■ ТЕКСТОВЫЙ БЛОК ■

3) Об избрании представителя от общины на 10-й очередной Всероссийский съезд старообрядцев в Нижнем Новгороде...
4) Текущие дела...
Донесение Богородско-Глуховской старообрядческой общины храма Св. Николы в Московское губернское правление от 22 июля 1909 г. [2]
...Согласно 25 ст. Закона 17 октября 1906 г. Совет Богородско-Глуховской общины в заседании своем от 10-го сего июля избрал председателем на срок своих полномочий потомственного почетного гражданина Петра Арсеньевича Морозова вместо отказавшегося от председательства Николая Александровича Сивова.
Заявление председателя совета Богородско-Глуховской старообрядческой общины П.А. Морозова в Московское губернское правление от 28 августа 1909 г. [3]
На общем собрании членов Богородско-Гл. ст. общины, состоявшемся 16 сего августа, произведенной закрытой баллотировкой шарами, уволены от службы нижеследующие духовные лица: 1) священник Феодот Кириллович Туманов..., 2) священник Иоанн Павлович Волощук..., 3) диакон Петр Павлович Пронин... В общем собрании из 194 членов общины присутствовало 70.
Заключение Московского губернского правления для доклада Московскому губернатору от 12 октября 1909 г. [4]
Заключение: Вследствии ходатайства Председателя Совета Б.-Глуховской старообрядческой общины П.А. Морозова о разъяснении ему порядка ведения метрических книг старообрядцев, дать ему знать, что при ведении метрических книг неуклонно следует руководствоваться 45–48 ст. ст. приведенного Высочайшего Указа и, в частности, разъяснить: 1) что вопрос о допущении малолетних быть восприемниками от купели, как носящий характер канонический, обсуждению Губернского Правления не подлежит, а разрешается по правилам старообрядческого вероучения.

■ ИСХОДНЫЕ ДАННЫЕ ■

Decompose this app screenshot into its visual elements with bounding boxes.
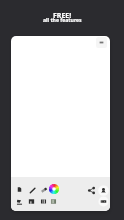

■ УСЛОВИЕ ЗАДАНИЯ ■
Выпишите из текстового блока слово в слово отрывок от «Заявление председателя совета» до «общины присутствовало 70.» включительно.

■ РАЗБОР РЕШЕНИЯ ■
Заявление председателя совета Богородско-Глуховской старообрядческой общины П.А. Морозова в Московское губернское правление от 28 августа 1909 г. [3]
На общем собрании членов Богородско-Гл. ст. общины, состоявшемся 16 сего августа, произведенной закрытой баллотировкой шарами, уволены от службы нижеследующие духовные лица: 1) священник Феодот Кириллович Туманов..., 2) священник Иоанн Павлович Волощук..., 3) диакон Петр Павлович Пронин... В общем собрании из 194 членов общины присутствовало 70.